Please write out the material below exactly as given.

Input for this task:

▼

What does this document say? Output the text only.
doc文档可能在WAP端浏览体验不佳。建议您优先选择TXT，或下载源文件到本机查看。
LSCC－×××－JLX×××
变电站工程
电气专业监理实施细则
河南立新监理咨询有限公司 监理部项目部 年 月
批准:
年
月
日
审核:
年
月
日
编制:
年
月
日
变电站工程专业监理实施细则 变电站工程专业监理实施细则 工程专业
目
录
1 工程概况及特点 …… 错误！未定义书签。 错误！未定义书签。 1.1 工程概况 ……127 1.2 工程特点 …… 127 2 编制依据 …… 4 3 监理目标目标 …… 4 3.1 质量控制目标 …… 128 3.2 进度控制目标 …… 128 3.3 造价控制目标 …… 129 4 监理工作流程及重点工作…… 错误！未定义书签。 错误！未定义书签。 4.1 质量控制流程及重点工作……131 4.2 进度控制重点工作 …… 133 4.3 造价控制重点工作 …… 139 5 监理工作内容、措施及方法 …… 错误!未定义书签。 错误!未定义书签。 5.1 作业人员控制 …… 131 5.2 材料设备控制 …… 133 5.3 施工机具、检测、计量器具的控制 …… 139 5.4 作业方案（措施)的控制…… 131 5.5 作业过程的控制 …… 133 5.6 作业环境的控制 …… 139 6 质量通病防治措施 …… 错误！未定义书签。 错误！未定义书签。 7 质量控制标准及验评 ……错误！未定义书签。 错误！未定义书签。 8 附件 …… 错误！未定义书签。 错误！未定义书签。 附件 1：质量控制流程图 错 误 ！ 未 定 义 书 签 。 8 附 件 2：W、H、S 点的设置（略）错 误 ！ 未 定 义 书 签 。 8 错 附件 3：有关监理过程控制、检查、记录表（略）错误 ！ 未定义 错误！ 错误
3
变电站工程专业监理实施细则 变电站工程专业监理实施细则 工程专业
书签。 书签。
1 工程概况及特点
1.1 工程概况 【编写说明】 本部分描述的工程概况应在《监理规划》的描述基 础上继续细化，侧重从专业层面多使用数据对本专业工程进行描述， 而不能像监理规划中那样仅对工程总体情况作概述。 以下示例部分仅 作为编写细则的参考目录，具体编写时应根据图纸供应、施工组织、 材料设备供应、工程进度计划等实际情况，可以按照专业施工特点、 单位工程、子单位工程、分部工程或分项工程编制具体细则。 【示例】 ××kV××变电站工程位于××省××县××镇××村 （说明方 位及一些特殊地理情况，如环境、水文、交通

▲

Exercise answer:
What does this document say? Output the text only.
doc文档可能在WAP端浏览体验不佳。建议您优先选择TXT，或下载源文件到本机查看。
LSCC－×××－JLX×××
变电站工程
电气专业监理实施细则
河南立新监理咨询有限公司 监理部项目部 年 月
批准:
年
月
日
审核:
年
月
日
编制:
年
月
日
变电站工程专业监理实施细则 变电站工程专业监理实施细则 工程专业
目
录
1 工程概况及特点 …… 错误！未定义书签。 错误！未定义书签。 1.1 工程概况 ……127 1.2 工程特点 …… 127 2 编制依据 …… 4 3 监理目标目标 …… 4 3.1 质量控制目标 …… 128 3.2 进度控制目标 …… 128 3.3 造价控制目标 …… 129 4 监理工作流程及重点工作…… 错误！未定义书签。 错误！未定义书签。 4.1 质量控制流程及重点工作……131 4.2 进度控制重点工作 …… 133 4.3 造价控制重点工作 …… 139 5 监理工作内容、措施及方法 …… 错误!未定义书签。 错误!未定义书签。 5.1 作业人员控制 …… 131 5.2 材料设备控制 …… 133 5.3 施工机具、检测、计量器具的控制 …… 139 5.4 作业方案（措施)的控制…… 131 5.5 作业过程的控制 …… 133 5.6 作业环境的控制 …… 139 6 质量通病防治措施 …… 错误！未定义书签。 错误！未定义书签。 7 质量控制标准及验评 ……错误！未定义书签。 错误！未定义书签。 8 附件 …… 错误！未定义书签。 错误！未定义书签。 附件 1：质量控制流程图 错 误 ！ 未 定 义 书 签 。 8 附 件 2：W、H、S 点的设置（略）错 误 ！ 未 定 义 书 签 。 8 错 附件 3：有关监理过程控制、检查、记录表（略）错误 ！ 未定义 错误！ 错误
3
变电站工程专业监理实施细则 变电站工程专业监理实施细则 工程专业
书签。 书签。
1 工程概况及特点
1.1 工程概况 【编写说明】 本部分描述的工程概况应在《监理规划》的描述基 础上继续细化，侧重从专业层面多使用数据对本专业工程进行描述， 而不能像监理规划中那样仅对工程总体情况作概述。 以下示例部分仅 作为编写细则的参考目录，具体编写时应根据图纸供应、施工组织、 材料设备供应、工程进度计划等实际情况，可以按照专业施工特点、 单位工程、子单位工程、分部工程或分项工程编制具体细则。 【示例】 ××kV××变电站工程位于××省××县××镇××村 （说明方 位及一些特殊地理情况，如环境、水文、交通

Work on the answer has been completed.